# START OF Document excerpt

# How to confirm CSM+B?



## trayderji (Jun 2, 2012)

hey Guys.

Recently one of fellow has sold me loose 100gm of CSM+B, but one of my friend who has used it earlier is saying that the CSM+B he had was having different texture and color.

so just wanted to confirm whether I have been give the Plantex CSM+B only.
I posting the pics, those who have used please reply whether it is the same or something esle.


----------



## Seattle_Aquarist (Mar 7, 2008)

Hi trayderji,

My CSM+B came as a dry powder about that color; my 7% chelated iron is also about that color.


----------



## trayderji (Jun 2, 2012)

Thanx seattle...


----------



## nilocg (Sep 14, 2010)

That doesnt not look remotely close to the CSM+B that I have.


----------



## Seattle_Aquarist (Mar 7, 2008)

Hi nilocg,

Did you my any chance purchase the new Plantex NutriTrace CSM Mix? My CSM+B is about 3 years old and looks exactly like the photo.

-Roy


----------



## nilocg (Sep 14, 2010)

Seattle_Aquarist said:


> Hi nilocg,
> 
> Did you my any chance purchase the new Plantex NutriTrace CSM Mix? My CSM+B is about 3 years old and looks exactly like the photo.
> 
> -Roy


Yes I did, but I was under the impression they looked the same, but that could explain the difference. Thanks for the heads up.


----------

# END OF Document excerpt
# START OF Source material

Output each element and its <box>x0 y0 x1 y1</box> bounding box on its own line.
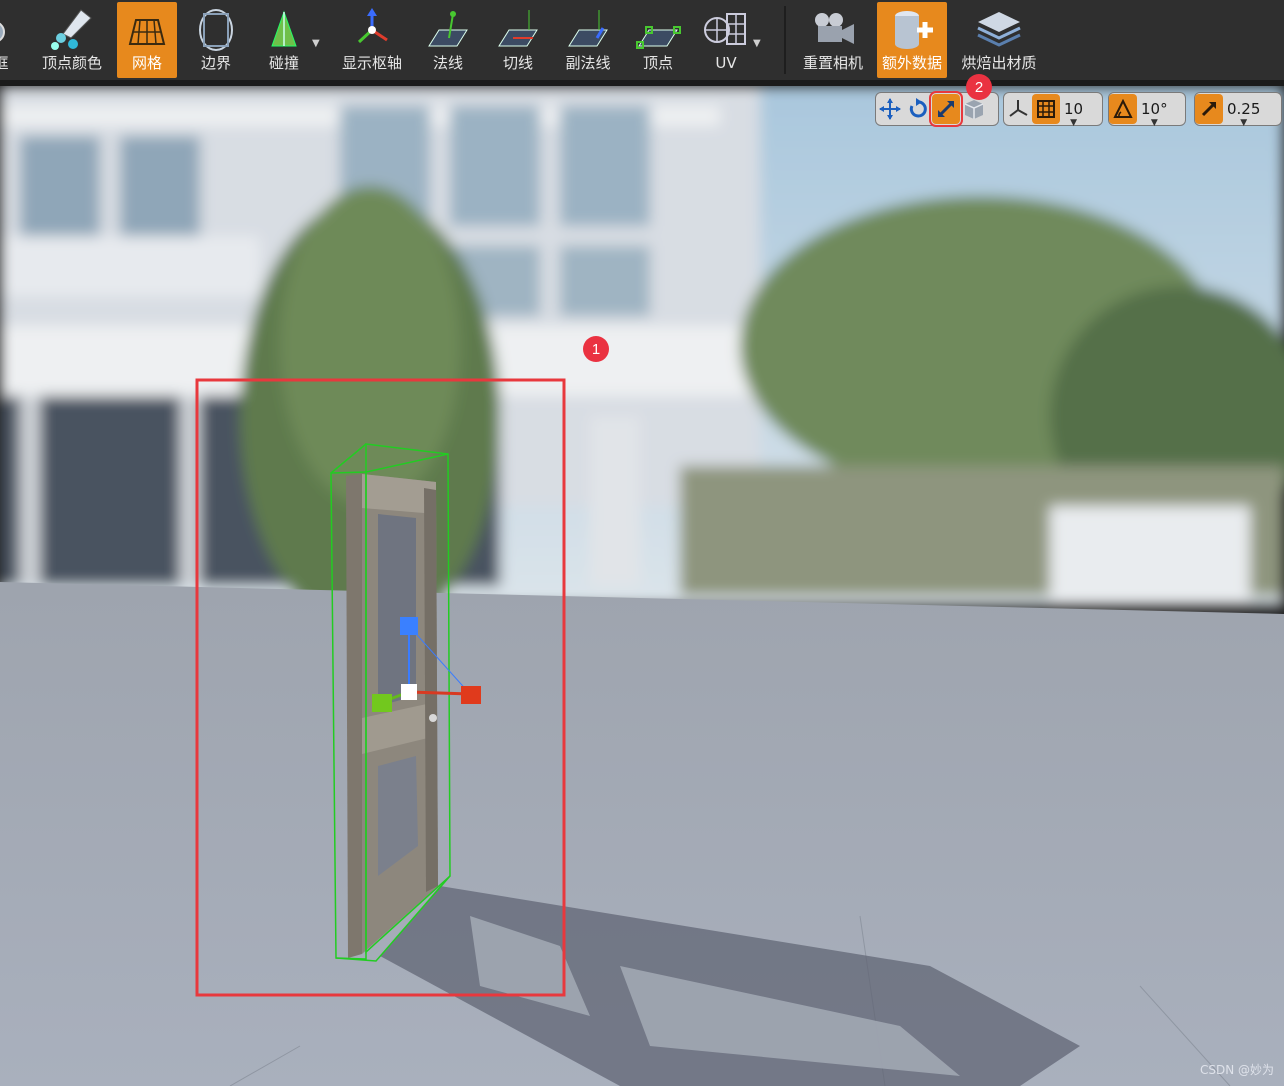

# END OF Source material

■ **Problems**:
**a.** In the CSM+B thread, reproduce the passage that begins at the words "Recently one of" and ends after "texture and color.".
**b.** Answer these questions about the CSM+B thread:
(i) How much CSM+B did trayderji buy?
(ii) In what form did Seattle_Aquarist's CSM+B arrive?
(iii) Which product does nilocg confirm having purchased?

■ **Expected results**:
**a.**
Recently one of fellow has sold me loose 100gm of CSM+B, but one of my friend who has used it earlier is saying that the CSM+B he had was having different texture and color.

**b.**
(i) A loose 100gm.
(ii) As a dry powder.
(iii) The new Plantex NutriTrace CSM Mix.